START Dataset records
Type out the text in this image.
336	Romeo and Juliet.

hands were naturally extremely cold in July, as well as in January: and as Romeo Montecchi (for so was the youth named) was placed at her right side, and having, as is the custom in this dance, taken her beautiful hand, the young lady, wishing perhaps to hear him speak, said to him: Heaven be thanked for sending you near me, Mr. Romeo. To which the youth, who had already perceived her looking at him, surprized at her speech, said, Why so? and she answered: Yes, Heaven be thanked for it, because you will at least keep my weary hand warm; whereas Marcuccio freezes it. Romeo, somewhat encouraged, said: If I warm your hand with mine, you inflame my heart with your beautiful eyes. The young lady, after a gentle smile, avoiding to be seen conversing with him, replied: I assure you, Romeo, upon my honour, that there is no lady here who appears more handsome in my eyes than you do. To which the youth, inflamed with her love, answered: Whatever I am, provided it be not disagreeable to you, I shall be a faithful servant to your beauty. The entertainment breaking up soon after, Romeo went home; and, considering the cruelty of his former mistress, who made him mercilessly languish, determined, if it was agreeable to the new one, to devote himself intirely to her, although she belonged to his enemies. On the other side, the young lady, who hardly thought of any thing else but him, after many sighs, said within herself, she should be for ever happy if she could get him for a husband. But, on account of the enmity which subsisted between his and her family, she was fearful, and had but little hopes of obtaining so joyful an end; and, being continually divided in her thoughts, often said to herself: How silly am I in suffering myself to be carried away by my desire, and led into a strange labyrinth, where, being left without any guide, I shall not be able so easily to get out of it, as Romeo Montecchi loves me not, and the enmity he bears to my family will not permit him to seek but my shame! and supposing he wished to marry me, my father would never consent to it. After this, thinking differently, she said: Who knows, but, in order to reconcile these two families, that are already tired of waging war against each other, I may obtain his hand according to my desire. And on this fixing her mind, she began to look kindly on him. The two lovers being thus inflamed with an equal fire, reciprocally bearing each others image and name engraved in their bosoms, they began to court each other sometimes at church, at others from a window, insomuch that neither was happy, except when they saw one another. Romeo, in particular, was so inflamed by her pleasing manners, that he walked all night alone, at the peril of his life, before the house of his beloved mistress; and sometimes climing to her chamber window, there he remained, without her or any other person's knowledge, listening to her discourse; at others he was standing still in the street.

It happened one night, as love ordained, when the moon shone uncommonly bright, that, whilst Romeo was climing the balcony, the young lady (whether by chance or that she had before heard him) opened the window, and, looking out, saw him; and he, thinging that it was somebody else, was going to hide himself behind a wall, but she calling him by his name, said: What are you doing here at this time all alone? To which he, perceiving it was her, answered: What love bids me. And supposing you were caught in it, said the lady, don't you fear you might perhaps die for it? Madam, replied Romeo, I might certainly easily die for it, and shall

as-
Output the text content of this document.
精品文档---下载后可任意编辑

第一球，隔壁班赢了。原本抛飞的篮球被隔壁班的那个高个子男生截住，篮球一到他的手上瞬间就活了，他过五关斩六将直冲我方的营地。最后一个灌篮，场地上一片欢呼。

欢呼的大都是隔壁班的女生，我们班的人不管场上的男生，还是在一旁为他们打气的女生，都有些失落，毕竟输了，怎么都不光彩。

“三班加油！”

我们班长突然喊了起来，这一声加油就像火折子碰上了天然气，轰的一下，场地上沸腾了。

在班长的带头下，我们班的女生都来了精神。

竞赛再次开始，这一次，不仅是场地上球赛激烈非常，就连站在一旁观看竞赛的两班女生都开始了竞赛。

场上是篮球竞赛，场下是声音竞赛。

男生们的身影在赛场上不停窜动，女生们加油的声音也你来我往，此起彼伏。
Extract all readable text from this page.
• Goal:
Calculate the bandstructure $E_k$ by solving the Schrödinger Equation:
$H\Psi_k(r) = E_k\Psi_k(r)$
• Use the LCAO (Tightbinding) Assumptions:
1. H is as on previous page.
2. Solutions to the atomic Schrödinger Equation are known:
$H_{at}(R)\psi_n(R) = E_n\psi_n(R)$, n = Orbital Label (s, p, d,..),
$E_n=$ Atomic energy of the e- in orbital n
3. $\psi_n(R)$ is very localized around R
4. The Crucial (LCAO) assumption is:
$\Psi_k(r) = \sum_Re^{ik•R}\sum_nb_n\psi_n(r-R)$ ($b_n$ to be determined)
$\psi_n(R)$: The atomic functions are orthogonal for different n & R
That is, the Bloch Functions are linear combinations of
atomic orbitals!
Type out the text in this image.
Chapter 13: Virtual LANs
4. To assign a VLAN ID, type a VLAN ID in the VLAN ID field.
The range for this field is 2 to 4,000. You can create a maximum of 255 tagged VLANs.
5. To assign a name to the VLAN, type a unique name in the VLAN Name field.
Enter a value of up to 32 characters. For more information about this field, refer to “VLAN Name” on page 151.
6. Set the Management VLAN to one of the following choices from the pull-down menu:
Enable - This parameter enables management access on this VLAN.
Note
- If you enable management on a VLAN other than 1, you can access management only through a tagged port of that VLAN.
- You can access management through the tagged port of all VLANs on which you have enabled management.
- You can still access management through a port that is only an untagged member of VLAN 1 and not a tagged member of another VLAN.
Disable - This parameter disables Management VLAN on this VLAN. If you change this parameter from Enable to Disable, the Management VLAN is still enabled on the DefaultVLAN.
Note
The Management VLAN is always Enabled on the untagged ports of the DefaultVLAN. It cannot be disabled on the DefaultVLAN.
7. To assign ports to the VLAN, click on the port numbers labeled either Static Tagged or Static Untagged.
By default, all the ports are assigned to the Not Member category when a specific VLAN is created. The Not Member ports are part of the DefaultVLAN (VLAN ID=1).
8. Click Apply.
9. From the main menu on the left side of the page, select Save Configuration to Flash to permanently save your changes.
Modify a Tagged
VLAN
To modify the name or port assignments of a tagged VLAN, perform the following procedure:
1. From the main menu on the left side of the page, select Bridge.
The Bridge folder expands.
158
END Dataset records
=== Task brief ===
Scan the material above. Copy each line where "Bridge" occurs.

=== Finished exercise ===
1. From the main menu on the left side of the page, select Bridge.
The Bridge folder expands.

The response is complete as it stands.